■ **Exercise**: Your task is to repeat the entries word for word while leaving out the pictures.

■ **Stored rows**:
——

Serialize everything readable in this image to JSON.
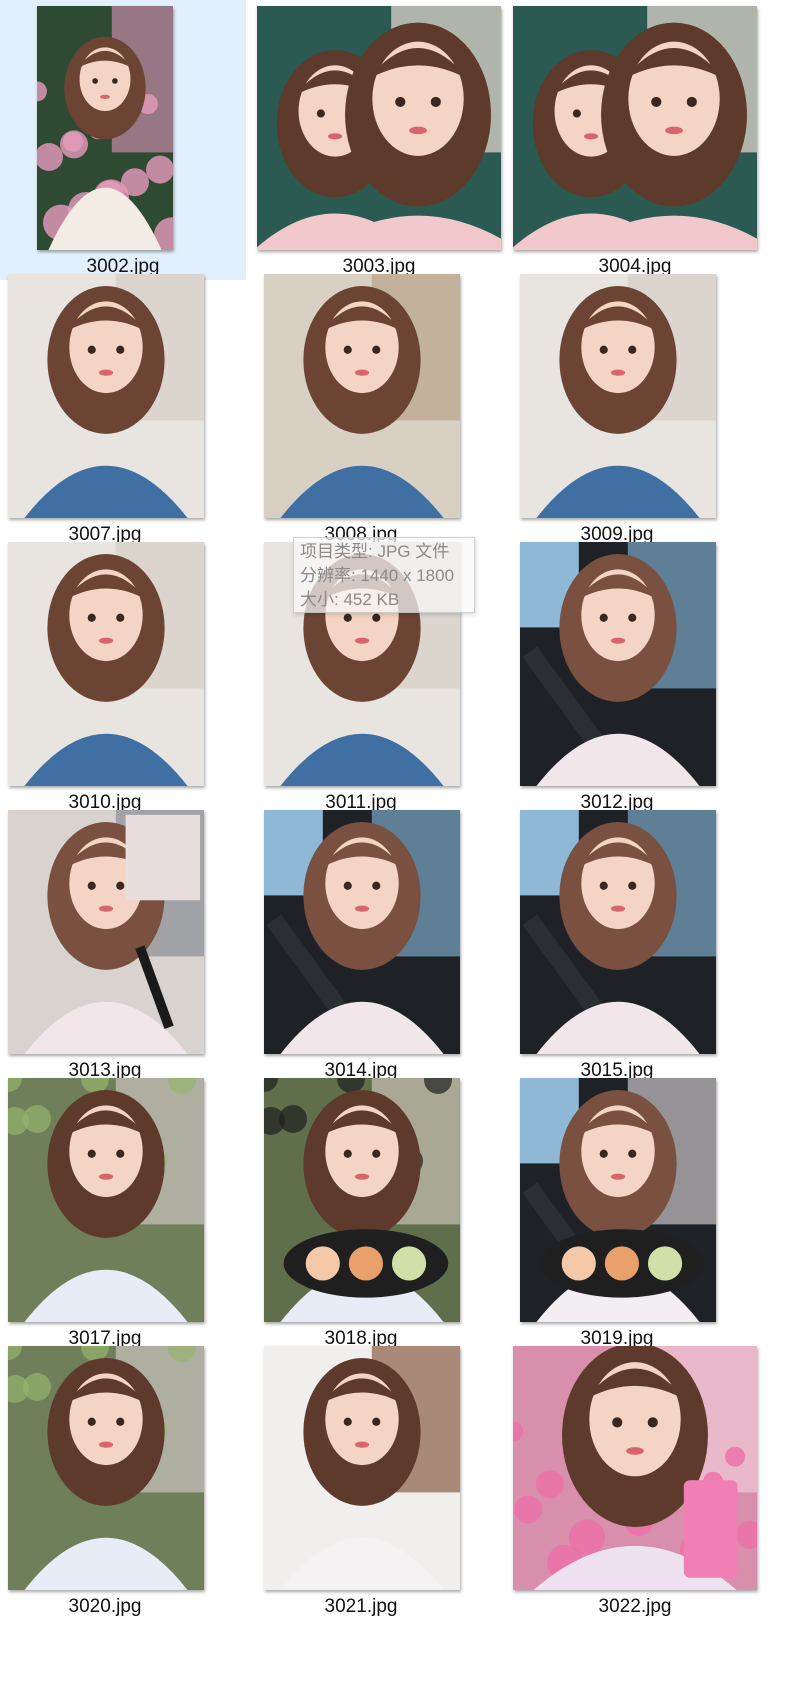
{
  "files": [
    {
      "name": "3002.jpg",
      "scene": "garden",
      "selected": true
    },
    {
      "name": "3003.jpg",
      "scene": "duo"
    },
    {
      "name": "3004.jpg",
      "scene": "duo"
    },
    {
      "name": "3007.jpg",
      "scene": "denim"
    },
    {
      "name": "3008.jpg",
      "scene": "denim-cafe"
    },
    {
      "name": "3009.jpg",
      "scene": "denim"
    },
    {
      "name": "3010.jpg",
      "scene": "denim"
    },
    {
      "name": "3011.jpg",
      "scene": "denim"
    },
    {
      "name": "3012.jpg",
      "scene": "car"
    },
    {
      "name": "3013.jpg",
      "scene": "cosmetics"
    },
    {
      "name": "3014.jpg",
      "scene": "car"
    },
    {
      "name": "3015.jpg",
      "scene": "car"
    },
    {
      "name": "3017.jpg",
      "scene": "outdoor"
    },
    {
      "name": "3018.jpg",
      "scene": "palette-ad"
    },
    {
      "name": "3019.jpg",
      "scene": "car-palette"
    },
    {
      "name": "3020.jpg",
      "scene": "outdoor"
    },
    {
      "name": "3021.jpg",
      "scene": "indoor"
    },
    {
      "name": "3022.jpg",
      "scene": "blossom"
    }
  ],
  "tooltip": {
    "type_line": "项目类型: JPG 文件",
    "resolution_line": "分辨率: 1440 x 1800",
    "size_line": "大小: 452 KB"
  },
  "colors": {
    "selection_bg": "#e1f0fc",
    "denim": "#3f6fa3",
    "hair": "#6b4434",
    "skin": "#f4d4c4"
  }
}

——

■ **Answer to this exercise**:
Serialize everything readable in this image to JSON.
{
  "files": [
    {
      "name": "3002.jpg",
      "scene": "garden",
      "selected": true
    },
    {
      "name": "3003.jpg",
      "scene": "duo"
    },
    {
      "name": "3004.jpg",
      "scene": "duo"
    },
    {
      "name": "3007.jpg",
      "scene": "denim"
    },
    {
      "name": "3008.jpg",
      "scene": "denim-cafe"
    },
    {
      "name": "3009.jpg",
      "scene": "denim"
    },
    {
      "name": "3010.jpg",
      "scene": "denim"
    },
    {
      "name": "3011.jpg",
      "scene": "denim"
    },
    {
      "name": "3012.jpg",
      "scene": "car"
    },
    {
      "name": "3013.jpg",
      "scene": "cosmetics"
    },
    {
      "name": "3014.jpg",
      "scene": "car"
    },
    {
      "name": "3015.jpg",
      "scene": "car"
    },
    {
      "name": "3017.jpg",
      "scene": "outdoor"
    },
    {
      "name": "3018.jpg",
      "scene": "palette-ad"
    },
    {
      "name": "3019.jpg",
      "scene": "car-palette"
    },
    {
      "name": "3020.jpg",
      "scene": "outdoor"
    },
    {
      "name": "3021.jpg",
      "scene": "indoor"
    },
    {
      "name": "3022.jpg",
      "scene": "blossom"
    }
  ],
  "tooltip": {
    "type_line": "项目类型: JPG 文件",
    "resolution_line": "分辨率: 1440 x 1800",
    "size_line": "大小: 452 KB"
  },
  "colors": {
    "selection_bg": "#e1f0fc",
    "denim": "#3f6fa3",
    "hair": "#6b4434",
    "skin": "#f4d4c4"
  }
}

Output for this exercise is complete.